===== Data section =====

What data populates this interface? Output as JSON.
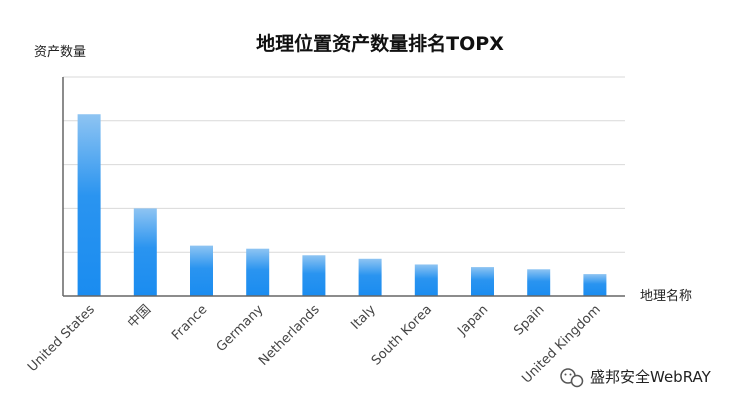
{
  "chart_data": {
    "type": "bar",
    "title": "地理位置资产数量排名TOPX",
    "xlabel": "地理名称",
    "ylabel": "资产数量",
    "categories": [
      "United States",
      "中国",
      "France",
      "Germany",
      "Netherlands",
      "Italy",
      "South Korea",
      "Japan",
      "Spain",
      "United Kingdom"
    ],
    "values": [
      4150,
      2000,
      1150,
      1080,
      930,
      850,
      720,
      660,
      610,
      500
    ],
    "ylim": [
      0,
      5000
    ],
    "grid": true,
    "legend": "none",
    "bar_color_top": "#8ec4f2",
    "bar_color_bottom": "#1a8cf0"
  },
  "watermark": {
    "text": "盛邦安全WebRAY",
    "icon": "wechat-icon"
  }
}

=====
===== Data section =====

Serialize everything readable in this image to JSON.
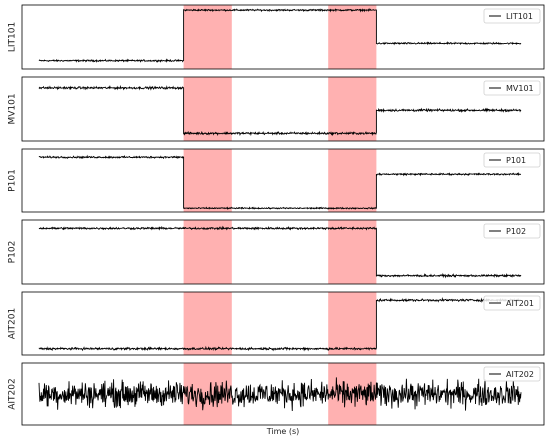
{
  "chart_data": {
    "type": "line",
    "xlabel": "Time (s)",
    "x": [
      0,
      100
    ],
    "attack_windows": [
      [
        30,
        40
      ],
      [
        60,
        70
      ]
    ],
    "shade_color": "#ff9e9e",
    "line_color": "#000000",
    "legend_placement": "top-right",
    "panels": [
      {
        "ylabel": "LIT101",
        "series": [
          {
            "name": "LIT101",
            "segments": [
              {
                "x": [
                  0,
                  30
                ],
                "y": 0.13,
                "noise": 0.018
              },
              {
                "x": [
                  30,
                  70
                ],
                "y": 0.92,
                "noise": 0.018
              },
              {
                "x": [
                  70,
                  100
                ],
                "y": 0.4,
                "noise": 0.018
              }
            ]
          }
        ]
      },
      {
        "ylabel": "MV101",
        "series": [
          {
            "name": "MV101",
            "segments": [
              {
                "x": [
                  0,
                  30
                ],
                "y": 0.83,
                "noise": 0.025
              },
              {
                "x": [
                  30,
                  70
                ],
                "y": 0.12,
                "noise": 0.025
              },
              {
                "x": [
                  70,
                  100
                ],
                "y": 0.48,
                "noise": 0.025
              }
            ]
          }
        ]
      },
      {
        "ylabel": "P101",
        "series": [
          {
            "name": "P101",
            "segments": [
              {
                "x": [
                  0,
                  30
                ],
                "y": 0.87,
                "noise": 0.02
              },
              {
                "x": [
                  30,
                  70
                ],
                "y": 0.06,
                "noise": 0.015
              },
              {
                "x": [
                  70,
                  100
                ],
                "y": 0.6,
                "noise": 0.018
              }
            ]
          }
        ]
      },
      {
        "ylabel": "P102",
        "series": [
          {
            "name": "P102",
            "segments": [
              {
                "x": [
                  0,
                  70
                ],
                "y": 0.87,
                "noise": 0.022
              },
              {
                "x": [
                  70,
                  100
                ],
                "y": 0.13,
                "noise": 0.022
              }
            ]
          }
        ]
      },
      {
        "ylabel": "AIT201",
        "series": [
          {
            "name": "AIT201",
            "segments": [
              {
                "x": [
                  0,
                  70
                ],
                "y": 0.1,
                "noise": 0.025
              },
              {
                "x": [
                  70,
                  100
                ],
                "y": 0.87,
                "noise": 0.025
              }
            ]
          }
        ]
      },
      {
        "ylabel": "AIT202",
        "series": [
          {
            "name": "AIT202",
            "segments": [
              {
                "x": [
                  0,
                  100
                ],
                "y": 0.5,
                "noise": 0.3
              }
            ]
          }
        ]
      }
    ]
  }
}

=====
===== Data section =====

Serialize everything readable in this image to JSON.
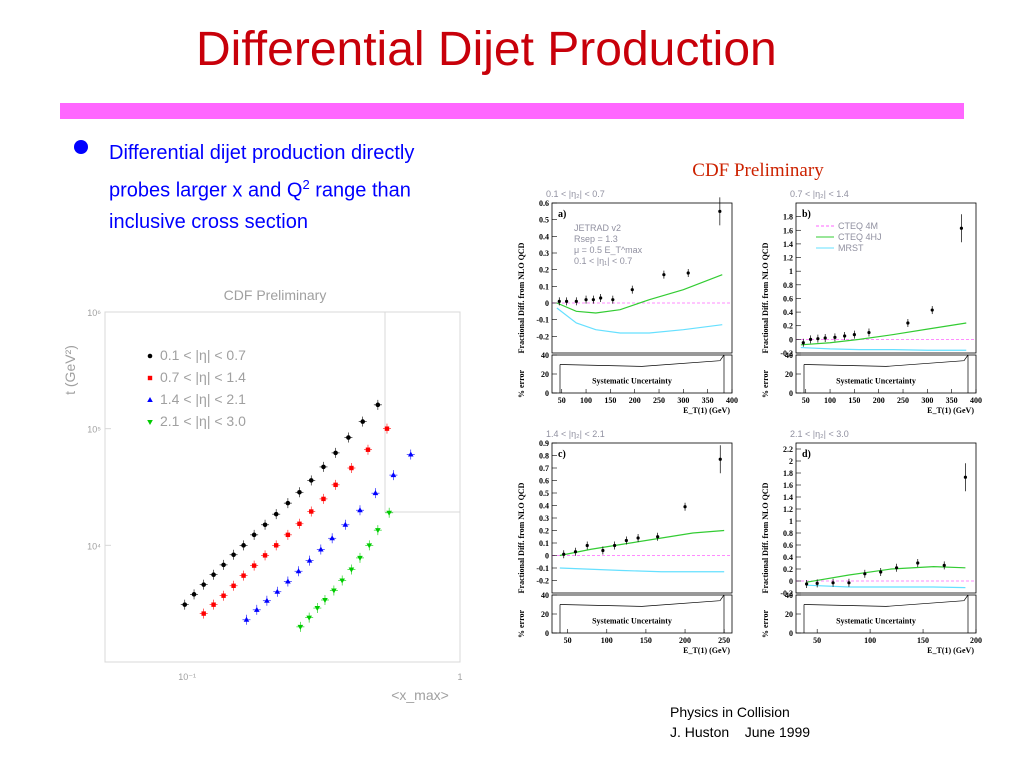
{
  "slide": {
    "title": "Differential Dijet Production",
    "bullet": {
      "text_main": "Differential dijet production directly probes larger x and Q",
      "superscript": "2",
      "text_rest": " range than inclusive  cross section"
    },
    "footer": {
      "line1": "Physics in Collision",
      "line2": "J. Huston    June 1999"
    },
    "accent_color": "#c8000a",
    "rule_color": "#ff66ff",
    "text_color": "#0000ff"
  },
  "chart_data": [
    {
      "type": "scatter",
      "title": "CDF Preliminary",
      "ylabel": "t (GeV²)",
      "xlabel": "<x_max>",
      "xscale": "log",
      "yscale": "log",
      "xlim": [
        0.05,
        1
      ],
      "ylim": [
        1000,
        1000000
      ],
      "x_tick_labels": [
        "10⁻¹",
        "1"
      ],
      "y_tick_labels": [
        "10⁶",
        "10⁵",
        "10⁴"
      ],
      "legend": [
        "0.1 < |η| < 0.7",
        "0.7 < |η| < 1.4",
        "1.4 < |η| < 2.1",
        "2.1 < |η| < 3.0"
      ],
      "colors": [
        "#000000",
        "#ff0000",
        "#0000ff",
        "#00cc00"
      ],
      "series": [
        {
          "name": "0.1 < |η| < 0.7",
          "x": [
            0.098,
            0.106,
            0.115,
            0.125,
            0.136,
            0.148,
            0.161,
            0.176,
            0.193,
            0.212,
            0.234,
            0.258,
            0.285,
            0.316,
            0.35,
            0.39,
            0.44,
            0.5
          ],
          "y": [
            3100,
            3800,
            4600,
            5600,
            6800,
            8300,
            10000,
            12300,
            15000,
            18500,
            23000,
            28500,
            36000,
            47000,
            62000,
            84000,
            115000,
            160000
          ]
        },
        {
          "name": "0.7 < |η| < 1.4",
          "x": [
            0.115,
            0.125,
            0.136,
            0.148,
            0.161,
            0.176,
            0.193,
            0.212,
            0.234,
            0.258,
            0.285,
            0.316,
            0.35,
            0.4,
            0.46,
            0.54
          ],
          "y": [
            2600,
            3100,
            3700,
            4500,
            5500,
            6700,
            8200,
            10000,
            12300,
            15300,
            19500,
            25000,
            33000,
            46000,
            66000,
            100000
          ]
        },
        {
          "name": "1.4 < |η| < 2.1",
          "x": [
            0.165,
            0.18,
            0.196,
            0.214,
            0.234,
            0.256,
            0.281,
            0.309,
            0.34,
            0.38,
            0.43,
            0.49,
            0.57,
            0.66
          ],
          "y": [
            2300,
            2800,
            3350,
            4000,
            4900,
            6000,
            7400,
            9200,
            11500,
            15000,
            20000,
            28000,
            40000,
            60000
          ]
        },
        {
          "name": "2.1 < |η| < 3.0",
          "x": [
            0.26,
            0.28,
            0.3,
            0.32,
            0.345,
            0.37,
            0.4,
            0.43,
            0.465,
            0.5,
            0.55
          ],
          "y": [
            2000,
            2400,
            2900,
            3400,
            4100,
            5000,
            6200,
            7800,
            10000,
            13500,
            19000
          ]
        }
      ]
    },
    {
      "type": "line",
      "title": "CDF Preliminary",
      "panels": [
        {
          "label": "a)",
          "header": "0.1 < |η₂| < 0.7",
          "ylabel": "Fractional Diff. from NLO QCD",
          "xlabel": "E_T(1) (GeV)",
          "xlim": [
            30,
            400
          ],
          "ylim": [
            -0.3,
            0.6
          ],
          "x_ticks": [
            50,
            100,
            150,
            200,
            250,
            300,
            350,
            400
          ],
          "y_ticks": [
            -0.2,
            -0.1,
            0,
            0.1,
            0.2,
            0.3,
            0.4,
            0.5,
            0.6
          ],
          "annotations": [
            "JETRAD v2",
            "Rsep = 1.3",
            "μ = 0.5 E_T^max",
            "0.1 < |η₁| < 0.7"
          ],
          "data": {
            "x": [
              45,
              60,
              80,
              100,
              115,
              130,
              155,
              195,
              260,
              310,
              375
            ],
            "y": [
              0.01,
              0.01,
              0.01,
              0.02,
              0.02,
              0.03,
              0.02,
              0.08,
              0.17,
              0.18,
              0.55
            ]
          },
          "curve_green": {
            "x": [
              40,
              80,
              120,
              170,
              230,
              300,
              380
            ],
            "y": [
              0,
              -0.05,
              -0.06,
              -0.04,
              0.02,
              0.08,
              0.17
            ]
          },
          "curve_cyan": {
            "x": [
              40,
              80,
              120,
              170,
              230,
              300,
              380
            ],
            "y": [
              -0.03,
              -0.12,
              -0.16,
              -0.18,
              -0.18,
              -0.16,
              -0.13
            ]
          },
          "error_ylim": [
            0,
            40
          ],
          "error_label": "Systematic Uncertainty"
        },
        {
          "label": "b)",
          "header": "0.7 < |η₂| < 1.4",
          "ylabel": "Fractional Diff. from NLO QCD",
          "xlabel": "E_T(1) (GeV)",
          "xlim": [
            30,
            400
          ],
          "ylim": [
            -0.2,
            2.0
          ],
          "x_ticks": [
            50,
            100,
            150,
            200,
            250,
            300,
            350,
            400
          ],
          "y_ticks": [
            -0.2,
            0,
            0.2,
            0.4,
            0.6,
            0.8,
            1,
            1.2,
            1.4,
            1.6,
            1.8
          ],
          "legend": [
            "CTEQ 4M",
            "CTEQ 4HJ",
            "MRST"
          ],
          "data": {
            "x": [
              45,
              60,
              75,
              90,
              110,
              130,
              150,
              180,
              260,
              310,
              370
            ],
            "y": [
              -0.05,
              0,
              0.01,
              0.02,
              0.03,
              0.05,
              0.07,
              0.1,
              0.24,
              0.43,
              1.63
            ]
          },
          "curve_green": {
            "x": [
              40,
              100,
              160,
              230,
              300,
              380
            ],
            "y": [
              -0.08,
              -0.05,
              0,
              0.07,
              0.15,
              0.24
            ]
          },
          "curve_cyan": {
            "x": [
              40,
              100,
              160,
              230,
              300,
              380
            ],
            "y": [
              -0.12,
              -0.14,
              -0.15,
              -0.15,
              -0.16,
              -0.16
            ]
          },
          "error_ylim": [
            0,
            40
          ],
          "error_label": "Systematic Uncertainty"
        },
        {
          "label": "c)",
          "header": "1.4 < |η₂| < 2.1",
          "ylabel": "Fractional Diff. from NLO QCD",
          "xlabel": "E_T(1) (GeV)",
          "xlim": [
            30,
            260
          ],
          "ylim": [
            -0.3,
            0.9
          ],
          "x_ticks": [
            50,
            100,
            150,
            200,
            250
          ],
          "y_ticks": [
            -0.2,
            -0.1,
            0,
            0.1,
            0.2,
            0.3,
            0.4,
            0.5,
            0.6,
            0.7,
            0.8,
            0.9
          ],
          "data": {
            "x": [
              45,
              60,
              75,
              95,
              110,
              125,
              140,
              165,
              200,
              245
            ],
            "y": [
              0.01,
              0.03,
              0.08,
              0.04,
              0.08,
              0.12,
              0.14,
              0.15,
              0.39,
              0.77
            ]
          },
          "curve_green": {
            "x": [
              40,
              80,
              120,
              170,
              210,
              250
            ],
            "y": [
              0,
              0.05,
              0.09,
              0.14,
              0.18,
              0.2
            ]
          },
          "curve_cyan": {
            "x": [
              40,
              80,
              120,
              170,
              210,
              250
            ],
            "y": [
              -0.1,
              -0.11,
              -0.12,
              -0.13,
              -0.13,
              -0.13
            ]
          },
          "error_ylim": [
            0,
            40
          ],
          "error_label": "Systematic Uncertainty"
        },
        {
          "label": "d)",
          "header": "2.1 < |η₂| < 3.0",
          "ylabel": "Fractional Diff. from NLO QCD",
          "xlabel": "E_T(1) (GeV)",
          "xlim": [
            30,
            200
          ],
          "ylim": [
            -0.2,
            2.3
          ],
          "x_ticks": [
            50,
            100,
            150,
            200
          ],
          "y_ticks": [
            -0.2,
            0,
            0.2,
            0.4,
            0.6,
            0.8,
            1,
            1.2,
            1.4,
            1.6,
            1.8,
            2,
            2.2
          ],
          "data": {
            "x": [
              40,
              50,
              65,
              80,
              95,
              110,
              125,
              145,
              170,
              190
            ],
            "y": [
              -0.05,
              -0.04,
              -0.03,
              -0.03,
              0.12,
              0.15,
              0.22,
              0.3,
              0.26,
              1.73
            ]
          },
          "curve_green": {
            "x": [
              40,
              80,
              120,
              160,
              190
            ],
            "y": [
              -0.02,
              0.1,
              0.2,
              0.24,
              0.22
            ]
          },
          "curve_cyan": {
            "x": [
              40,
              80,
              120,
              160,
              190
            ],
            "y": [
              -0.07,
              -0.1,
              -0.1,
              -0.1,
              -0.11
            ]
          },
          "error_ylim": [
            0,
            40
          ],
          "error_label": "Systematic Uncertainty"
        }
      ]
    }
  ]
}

=====

What this task involves
Copy every line that contains the string "type".

Written response
    "type": "bar",
    "type": "line",
      "type": "scatter",
      "type": "line",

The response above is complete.